▶ [GOAL]: Write out every entry precisely as given, leaving the pictures out.
--- Begin MATERIAL SUPPLIED ---
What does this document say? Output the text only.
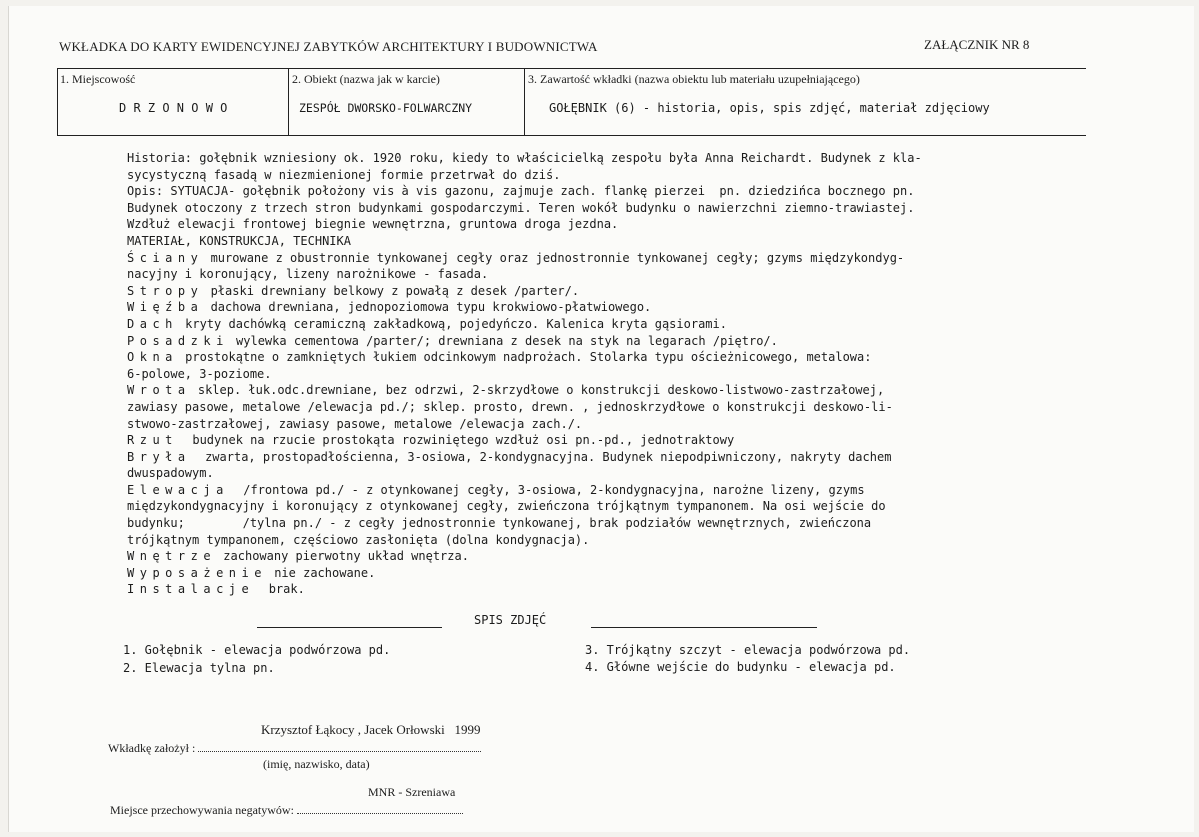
WKŁADKA DO KARTY EWIDENCYJNEJ ZABYTKÓW ARCHITEKTURY I BUDOWNICTWA	ZAŁĄCZNIK NR 8
1. Miejscowość
D R Z O N O W O
2. Obiekt (nazwa jak w karcie)
ZESPÓŁ DWORSKO-FOLWARCZNY
3. Zawartość wkładki (nazwa obiektu lub materiału uzupełniającego)
GOŁĘBNIK (6) - historia, opis, spis zdjęć, materiał zdjęciowy
Historia: gołębnik wzniesiony ok. 1920 roku, kiedy to właścicielką zespołu była Anna Reichardt. Budynek z kla-
sycystyczną fasadą w niezmienionej formie przetrwał do dziś.
Opis: SYTUACJA- gołębnik położony vis à vis gazonu, zajmuje zach. flankę pierzei  pn. dziedzińca bocznego pn.
Budynek otoczony z trzech stron budynkami gospodarczymi. Teren wokół budynku o nawierzchni ziemno-trawiastej.
Wzdłuż elewacji frontowej biegnie wewnętrzna, gruntowa droga jezdna.
MATERIAŁ, KONSTRUKCJA, TECHNIKA
Ściany murowane z obustronnie tynkowanej cegły oraz jednostronnie tynkowanej cegły; gzyms międzykondyg-
nacyjny i koronujący, lizeny narożnikowe - fasada.
Stropy płaski drewniany belkowy z powałą z desek /parter/.
Więźba dachowa drewniana, jednopoziomowa typu krokwiowo-płatwiowego.
Dach kryty dachówką ceramiczną zakładkową, pojedyńczo. Kalenica kryta gąsiorami.
Posadzki wylewka cementowa /parter/; drewniana z desek na styk na legarach /piętro/.
Okna prostokątne o zamkniętych łukiem odcinkowym nadprożach. Stolarka typu ościeżnicowego, metalowa:
6-polowe, 3-poziome.
Wrota sklep. łuk.odc.drewniane, bez odrzwi, 2-skrzydłowe o konstrukcji deskowo-listwowo-zastrzałowej,
zawiasy pasowe, metalowe /elewacja pd./; sklep. prosto, drewn. , jednoskrzydłowe o konstrukcji deskowo-li-
stwowo-zastrzałowej, zawiasy pasowe, metalowe /elewacja zach./.
Rzut  budynek na rzucie prostokąta rozwiniętego wzdłuż osi pn.-pd., jednotraktowy
Bryła  zwarta, prostopadłościenna, 3-osiowa, 2-kondygnacyjna. Budynek niepodpiwniczony, nakryty dachem
dwuspadowym.
Elewacja  /frontowa pd./ - z otynkowanej cegły, 3-osiowa, 2-kondygnacyjna, narożne lizeny, gzyms
międzykondygnacyjny i koronujący z otynkowanej cegły, zwieńczona trójkątnym tympanonem. Na osi wejście do
budynku;        /tylna pn./ - z cegły jednostronnie tynkowanej, brak podziałów wewnętrznych, zwieńczona
trójkątnym tympanonem, częściowo zasłonięta (dolna kondygnacja).
Wnętrze zachowany pierwotny układ wnętrza.
Wyposażenie nie zachowane.
Instalacje  brak.
SPIS ZDJĘĆ
1. Gołębnik - elewacja podwórzowa pd.
2. Elewacja tylna pn.
3. Trójkątny szczyt - elewacja podwórzowa pd.
4. Główne wejście do budynku - elewacja pd.
Krzysztof Łąkocy , Jacek Orłowski   1999
Wkładkę założył :
(imię, nazwisko, data)
MNR - Szreniawa
Miejsce przechowywania negatywów:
--- End MATERIAL SUPPLIED ---
▶ [RESPONSE TO THIS EXERCISE]:
What does this document say? Output the text only.
WKŁADKA DO KARTY EWIDENCYJNEJ ZABYTKÓW ARCHITEKTURY I BUDOWNICTWA	ZAŁĄCZNIK NR 8
1. Miejscowość
D R Z O N O W O
2. Obiekt (nazwa jak w karcie)
ZESPÓŁ DWORSKO-FOLWARCZNY
3. Zawartość wkładki (nazwa obiektu lub materiału uzupełniającego)
GOŁĘBNIK (6) - historia, opis, spis zdjęć, materiał zdjęciowy
Historia: gołębnik wzniesiony ok. 1920 roku, kiedy to właścicielką zespołu była Anna Reichardt. Budynek z kla-
sycystyczną fasadą w niezmienionej formie przetrwał do dziś.
Opis: SYTUACJA- gołębnik położony vis à vis gazonu, zajmuje zach. flankę pierzei  pn. dziedzińca bocznego pn.
Budynek otoczony z trzech stron budynkami gospodarczymi. Teren wokół budynku o nawierzchni ziemno-trawiastej.
Wzdłuż elewacji frontowej biegnie wewnętrzna, gruntowa droga jezdna.
MATERIAŁ, KONSTRUKCJA, TECHNIKA
Ściany murowane z obustronnie tynkowanej cegły oraz jednostronnie tynkowanej cegły; gzyms międzykondyg-
nacyjny i koronujący, lizeny narożnikowe - fasada.
Stropy płaski drewniany belkowy z powałą z desek /parter/.
Więźba dachowa drewniana, jednopoziomowa typu krokwiowo-płatwiowego.
Dach kryty dachówką ceramiczną zakładkową, pojedyńczo. Kalenica kryta gąsiorami.
Posadzki wylewka cementowa /parter/; drewniana z desek na styk na legarach /piętro/.
Okna prostokątne o zamkniętych łukiem odcinkowym nadprożach. Stolarka typu ościeżnicowego, metalowa:
6-polowe, 3-poziome.
Wrota sklep. łuk.odc.drewniane, bez odrzwi, 2-skrzydłowe o konstrukcji deskowo-listwowo-zastrzałowej,
zawiasy pasowe, metalowe /elewacja pd./; sklep. prosto, drewn. , jednoskrzydłowe o konstrukcji deskowo-li-
stwowo-zastrzałowej, zawiasy pasowe, metalowe /elewacja zach./.
Rzut  budynek na rzucie prostokąta rozwiniętego wzdłuż osi pn.-pd., jednotraktowy
Bryła  zwarta, prostopadłościenna, 3-osiowa, 2-kondygnacyjna. Budynek niepodpiwniczony, nakryty dachem
dwuspadowym.
Elewacja  /frontowa pd./ - z otynkowanej cegły, 3-osiowa, 2-kondygnacyjna, narożne lizeny, gzyms
międzykondygnacyjny i koronujący z otynkowanej cegły, zwieńczona trójkątnym tympanonem. Na osi wejście do
budynku;        /tylna pn./ - z cegły jednostronnie tynkowanej, brak podziałów wewnętrznych, zwieńczona
trójkątnym tympanonem, częściowo zasłonięta (dolna kondygnacja).
Wnętrze zachowany pierwotny układ wnętrza.
Wyposażenie nie zachowane.
Instalacje  brak.
SPIS ZDJĘĆ
1. Gołębnik - elewacja podwórzowa pd.
2. Elewacja tylna pn.
3. Trójkątny szczyt - elewacja podwórzowa pd.
4. Główne wejście do budynku - elewacja pd.
Krzysztof Łąkocy , Jacek Orłowski   1999
Wkładkę założył :
(imię, nazwisko, data)
MNR - Szreniawa
Miejsce przechowywania negatywów:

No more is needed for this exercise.